Count how many lines mention the word "name". Write that number alone.

Records from a collection of figures:

□ □ □ □

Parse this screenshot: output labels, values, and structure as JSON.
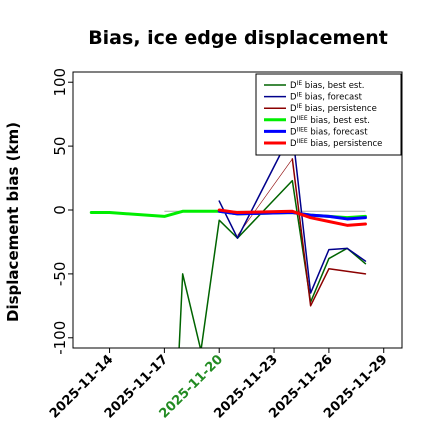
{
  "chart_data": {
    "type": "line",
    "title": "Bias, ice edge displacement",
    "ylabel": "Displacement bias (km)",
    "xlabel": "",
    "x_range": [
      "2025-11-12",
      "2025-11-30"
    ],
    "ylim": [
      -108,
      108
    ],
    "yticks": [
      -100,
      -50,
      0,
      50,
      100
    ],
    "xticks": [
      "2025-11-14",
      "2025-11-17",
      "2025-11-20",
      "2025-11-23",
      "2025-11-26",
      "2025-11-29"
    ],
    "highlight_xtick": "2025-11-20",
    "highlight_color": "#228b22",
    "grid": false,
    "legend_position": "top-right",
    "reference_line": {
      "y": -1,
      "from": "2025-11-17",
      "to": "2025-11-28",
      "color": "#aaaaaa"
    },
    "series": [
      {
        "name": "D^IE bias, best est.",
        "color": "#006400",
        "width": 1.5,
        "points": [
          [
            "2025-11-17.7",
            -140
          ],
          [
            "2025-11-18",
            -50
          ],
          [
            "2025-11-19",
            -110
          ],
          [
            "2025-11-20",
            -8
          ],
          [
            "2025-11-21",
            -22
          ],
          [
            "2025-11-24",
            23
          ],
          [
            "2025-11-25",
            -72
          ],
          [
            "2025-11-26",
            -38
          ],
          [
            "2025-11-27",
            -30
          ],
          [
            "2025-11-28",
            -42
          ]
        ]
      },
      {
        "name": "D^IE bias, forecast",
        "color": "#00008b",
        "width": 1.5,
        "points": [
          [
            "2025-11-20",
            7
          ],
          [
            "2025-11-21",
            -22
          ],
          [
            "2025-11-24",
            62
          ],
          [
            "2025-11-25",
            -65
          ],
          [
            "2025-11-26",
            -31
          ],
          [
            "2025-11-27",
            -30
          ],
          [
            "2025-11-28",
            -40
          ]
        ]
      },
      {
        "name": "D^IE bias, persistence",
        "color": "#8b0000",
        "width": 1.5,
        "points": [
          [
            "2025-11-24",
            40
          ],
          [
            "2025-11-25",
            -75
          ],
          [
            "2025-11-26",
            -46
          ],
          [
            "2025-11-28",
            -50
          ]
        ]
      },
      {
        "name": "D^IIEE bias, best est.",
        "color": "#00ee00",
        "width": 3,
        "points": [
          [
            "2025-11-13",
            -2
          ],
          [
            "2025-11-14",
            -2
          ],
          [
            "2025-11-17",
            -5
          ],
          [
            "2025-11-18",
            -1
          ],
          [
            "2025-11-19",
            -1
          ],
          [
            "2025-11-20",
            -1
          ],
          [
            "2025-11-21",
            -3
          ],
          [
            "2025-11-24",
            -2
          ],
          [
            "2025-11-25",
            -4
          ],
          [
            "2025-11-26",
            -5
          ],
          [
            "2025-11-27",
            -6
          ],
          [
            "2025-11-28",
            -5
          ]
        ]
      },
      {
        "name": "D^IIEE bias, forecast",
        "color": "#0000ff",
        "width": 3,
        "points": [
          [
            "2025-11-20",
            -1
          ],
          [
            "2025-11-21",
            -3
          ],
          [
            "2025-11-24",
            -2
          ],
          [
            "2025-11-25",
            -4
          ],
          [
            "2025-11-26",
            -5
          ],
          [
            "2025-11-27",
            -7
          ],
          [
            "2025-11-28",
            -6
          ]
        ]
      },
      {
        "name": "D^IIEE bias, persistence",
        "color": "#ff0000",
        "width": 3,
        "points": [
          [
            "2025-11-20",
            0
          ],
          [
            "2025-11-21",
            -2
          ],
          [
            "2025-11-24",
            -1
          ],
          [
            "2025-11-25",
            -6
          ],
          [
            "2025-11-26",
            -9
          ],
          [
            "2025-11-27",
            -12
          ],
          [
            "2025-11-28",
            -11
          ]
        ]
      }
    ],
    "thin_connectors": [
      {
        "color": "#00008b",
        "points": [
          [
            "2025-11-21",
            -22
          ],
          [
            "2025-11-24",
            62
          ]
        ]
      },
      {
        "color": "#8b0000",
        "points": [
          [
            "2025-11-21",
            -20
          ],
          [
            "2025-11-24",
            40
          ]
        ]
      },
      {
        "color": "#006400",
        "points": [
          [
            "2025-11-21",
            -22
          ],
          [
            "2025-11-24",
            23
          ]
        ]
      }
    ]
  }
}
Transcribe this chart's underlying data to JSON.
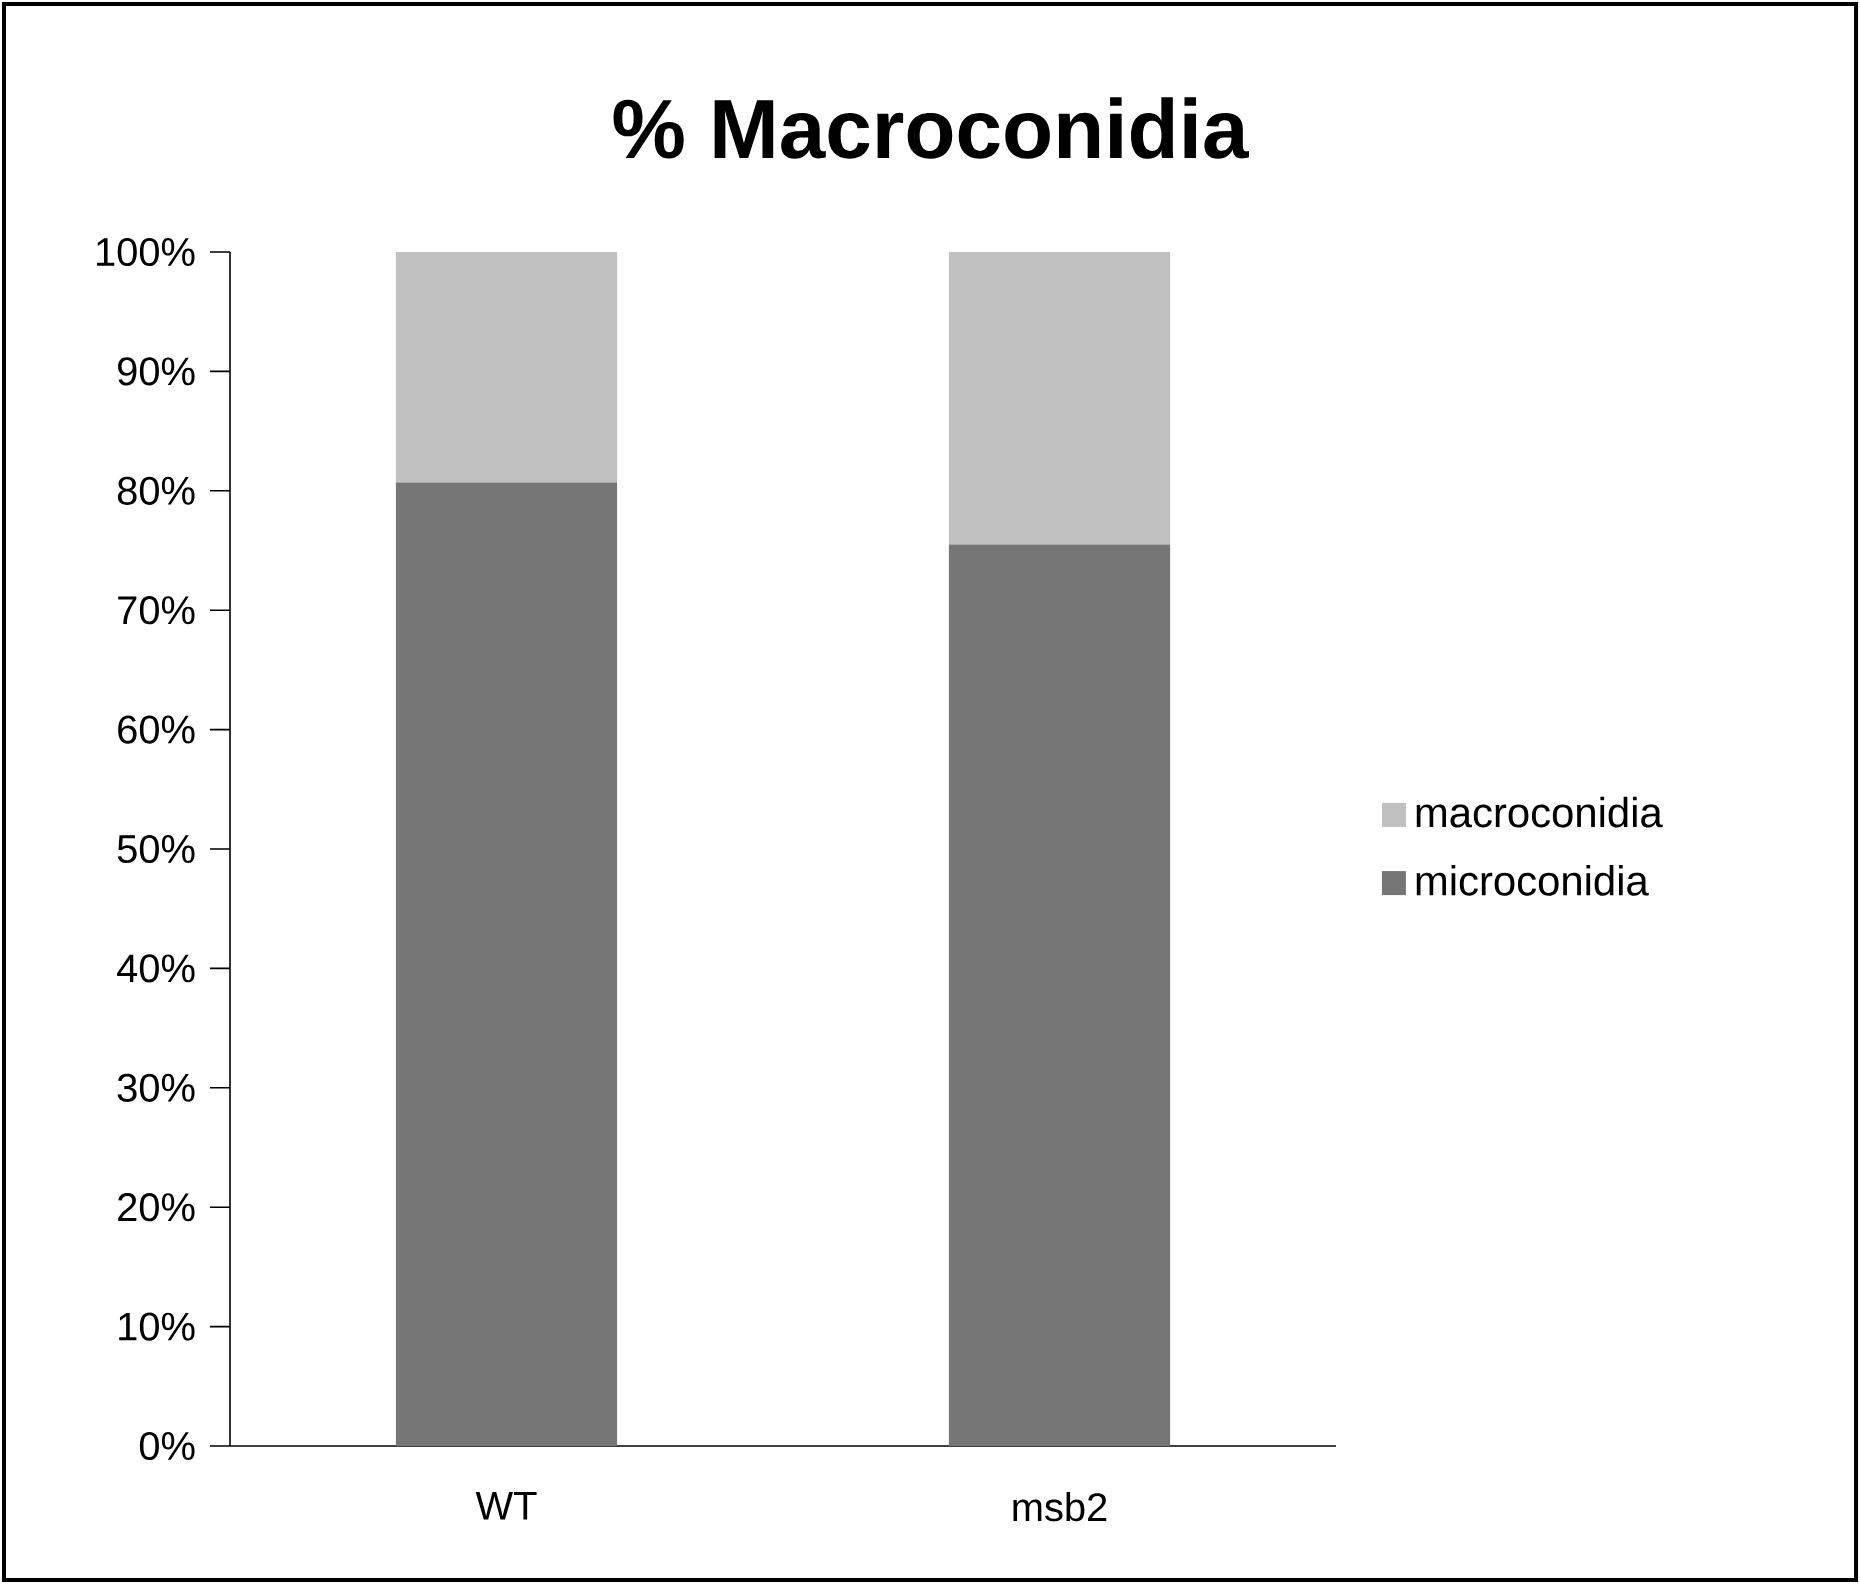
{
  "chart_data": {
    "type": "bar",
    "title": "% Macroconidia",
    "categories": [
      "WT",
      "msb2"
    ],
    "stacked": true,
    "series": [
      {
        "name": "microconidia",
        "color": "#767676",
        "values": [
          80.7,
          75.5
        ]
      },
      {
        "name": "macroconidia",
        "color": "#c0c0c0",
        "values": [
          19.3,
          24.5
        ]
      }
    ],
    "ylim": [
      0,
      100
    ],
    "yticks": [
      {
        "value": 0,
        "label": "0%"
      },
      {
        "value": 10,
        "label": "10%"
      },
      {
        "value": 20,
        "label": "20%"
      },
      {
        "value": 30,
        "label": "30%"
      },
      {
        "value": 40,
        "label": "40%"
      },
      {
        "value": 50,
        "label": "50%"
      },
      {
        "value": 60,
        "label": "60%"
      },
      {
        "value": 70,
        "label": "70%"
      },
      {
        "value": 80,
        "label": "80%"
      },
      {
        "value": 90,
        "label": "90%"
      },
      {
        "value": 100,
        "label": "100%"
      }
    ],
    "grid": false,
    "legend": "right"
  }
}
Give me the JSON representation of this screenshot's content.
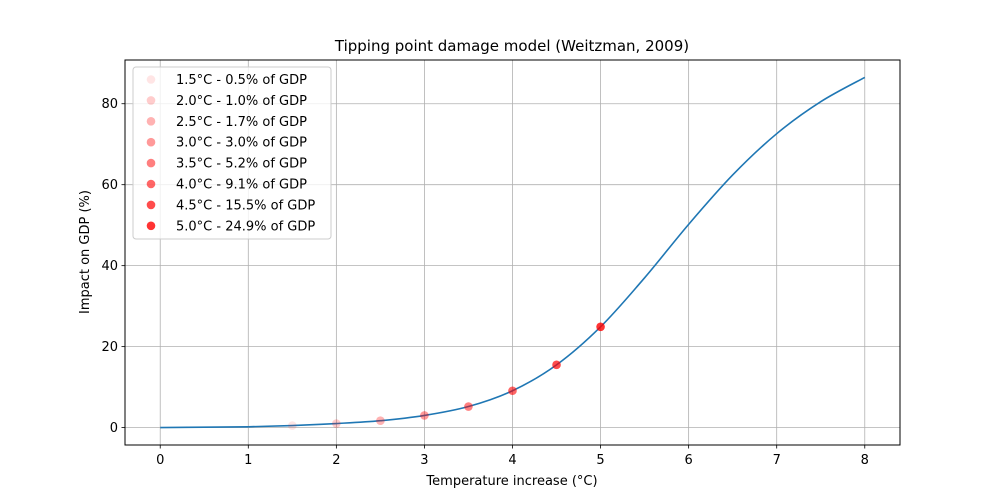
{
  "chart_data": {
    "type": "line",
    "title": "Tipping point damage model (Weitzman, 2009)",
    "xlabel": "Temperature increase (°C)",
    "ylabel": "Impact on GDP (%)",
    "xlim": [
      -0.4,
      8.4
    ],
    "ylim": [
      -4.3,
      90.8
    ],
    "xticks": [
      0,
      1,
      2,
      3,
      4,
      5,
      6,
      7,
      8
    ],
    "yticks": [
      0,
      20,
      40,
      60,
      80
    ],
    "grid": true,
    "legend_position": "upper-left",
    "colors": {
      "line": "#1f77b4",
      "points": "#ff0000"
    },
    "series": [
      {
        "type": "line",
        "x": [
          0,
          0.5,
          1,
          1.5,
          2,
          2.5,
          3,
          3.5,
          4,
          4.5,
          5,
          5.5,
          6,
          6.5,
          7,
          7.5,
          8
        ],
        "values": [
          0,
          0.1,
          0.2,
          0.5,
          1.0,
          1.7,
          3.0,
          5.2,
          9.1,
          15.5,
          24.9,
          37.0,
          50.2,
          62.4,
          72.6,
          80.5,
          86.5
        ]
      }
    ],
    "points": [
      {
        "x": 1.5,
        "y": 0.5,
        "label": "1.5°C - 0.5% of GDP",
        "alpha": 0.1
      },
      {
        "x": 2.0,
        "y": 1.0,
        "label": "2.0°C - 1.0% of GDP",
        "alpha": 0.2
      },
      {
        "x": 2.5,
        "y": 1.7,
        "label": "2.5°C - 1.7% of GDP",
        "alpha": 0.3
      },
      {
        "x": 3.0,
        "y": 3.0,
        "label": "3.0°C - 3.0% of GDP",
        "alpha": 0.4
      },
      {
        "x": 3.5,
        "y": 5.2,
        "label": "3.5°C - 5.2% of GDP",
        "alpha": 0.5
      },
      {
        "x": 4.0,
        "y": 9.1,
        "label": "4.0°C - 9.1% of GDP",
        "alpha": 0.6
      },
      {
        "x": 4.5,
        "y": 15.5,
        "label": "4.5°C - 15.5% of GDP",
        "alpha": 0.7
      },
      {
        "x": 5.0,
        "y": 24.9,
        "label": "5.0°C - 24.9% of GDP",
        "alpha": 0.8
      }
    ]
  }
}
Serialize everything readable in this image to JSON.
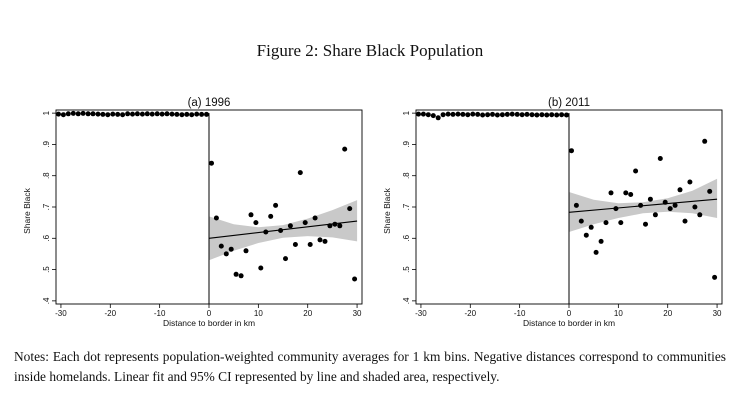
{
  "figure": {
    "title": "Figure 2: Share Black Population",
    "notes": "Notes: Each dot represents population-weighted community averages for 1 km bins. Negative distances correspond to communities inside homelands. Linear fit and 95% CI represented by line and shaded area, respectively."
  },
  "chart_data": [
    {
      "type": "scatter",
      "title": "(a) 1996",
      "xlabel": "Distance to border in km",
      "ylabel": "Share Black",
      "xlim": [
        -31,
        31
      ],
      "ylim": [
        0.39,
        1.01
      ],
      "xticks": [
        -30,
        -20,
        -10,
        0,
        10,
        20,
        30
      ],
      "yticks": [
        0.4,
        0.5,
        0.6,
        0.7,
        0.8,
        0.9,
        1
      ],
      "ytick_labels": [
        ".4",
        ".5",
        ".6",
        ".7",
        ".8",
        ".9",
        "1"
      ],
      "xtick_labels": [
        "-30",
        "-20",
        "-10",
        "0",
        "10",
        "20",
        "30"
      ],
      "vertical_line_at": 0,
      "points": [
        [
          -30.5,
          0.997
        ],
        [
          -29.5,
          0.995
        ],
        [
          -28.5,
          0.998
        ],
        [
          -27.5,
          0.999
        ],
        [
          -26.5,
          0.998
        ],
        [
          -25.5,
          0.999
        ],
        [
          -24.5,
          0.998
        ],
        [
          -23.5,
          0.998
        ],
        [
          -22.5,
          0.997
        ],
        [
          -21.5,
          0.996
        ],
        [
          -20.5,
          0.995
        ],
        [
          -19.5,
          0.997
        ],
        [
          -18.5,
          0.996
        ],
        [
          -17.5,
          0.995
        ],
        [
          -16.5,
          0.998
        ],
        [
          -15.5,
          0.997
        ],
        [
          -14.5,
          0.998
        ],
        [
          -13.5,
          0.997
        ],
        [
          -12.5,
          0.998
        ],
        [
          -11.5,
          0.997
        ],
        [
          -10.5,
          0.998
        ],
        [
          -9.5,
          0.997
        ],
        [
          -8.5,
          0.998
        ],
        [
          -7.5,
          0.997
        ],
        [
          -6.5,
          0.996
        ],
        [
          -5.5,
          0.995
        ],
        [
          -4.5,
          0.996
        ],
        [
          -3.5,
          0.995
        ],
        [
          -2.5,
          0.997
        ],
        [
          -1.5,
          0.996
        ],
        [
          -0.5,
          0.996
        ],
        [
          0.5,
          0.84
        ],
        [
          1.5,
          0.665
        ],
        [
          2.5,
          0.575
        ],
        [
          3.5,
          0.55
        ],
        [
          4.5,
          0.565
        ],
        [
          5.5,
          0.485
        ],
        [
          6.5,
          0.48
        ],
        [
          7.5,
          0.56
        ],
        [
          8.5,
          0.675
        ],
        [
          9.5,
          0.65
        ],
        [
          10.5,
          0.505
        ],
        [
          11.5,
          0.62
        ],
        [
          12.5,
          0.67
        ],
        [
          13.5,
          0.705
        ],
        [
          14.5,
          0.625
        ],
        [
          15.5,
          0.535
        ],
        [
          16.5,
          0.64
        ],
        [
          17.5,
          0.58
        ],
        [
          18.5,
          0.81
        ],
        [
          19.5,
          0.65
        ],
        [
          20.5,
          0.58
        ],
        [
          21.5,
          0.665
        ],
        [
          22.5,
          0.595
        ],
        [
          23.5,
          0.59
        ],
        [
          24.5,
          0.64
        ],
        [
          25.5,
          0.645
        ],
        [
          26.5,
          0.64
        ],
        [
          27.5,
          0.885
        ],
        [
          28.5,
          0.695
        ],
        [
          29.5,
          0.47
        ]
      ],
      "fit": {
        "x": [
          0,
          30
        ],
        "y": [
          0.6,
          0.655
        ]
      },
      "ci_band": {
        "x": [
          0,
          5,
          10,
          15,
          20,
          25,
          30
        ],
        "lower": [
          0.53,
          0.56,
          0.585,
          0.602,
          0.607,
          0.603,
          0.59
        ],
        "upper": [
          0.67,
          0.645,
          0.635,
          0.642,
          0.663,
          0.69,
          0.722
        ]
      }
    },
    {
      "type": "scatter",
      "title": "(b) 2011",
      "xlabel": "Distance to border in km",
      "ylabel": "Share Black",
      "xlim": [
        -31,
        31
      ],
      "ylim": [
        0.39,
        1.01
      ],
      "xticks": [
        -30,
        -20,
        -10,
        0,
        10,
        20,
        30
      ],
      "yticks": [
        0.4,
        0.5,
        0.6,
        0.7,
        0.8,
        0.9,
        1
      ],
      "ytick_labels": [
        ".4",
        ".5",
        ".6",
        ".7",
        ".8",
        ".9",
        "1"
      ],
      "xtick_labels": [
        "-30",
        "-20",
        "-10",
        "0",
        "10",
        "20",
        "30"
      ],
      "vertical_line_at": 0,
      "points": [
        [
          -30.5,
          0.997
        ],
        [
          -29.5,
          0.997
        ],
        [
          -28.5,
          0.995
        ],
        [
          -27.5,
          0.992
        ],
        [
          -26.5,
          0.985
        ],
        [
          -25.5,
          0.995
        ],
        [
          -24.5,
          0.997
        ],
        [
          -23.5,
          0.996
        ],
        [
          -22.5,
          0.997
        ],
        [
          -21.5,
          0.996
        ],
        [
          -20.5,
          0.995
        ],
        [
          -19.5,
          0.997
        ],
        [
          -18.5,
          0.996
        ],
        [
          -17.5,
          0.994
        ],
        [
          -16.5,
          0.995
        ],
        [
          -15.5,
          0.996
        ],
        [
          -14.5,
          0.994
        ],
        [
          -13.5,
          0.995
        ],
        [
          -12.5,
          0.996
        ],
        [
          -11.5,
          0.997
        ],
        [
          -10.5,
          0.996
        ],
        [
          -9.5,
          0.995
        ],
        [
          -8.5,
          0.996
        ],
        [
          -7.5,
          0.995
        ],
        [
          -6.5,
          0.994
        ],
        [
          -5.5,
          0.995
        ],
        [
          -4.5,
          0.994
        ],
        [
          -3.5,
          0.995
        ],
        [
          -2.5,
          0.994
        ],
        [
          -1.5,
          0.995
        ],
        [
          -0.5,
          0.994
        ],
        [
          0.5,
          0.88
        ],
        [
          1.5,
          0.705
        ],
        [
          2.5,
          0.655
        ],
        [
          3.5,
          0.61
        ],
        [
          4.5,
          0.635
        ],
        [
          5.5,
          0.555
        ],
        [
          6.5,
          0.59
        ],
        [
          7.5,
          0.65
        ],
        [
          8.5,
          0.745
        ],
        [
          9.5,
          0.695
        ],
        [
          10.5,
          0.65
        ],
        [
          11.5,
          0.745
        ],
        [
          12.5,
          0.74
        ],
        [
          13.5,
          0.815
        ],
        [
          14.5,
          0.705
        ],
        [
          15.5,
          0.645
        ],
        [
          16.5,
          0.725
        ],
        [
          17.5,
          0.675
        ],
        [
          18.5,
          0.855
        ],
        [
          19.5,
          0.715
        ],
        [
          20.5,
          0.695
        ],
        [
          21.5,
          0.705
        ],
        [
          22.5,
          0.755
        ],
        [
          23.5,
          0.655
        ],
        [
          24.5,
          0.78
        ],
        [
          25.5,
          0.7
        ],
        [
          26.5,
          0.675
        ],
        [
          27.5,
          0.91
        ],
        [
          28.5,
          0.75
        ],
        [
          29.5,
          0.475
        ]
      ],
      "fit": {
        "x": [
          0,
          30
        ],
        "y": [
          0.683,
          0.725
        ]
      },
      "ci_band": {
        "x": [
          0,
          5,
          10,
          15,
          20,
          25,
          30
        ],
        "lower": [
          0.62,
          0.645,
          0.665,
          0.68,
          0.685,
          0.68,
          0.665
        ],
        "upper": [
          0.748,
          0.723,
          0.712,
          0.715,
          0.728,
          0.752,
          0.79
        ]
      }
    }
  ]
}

□ □ □ □

Completed task: 8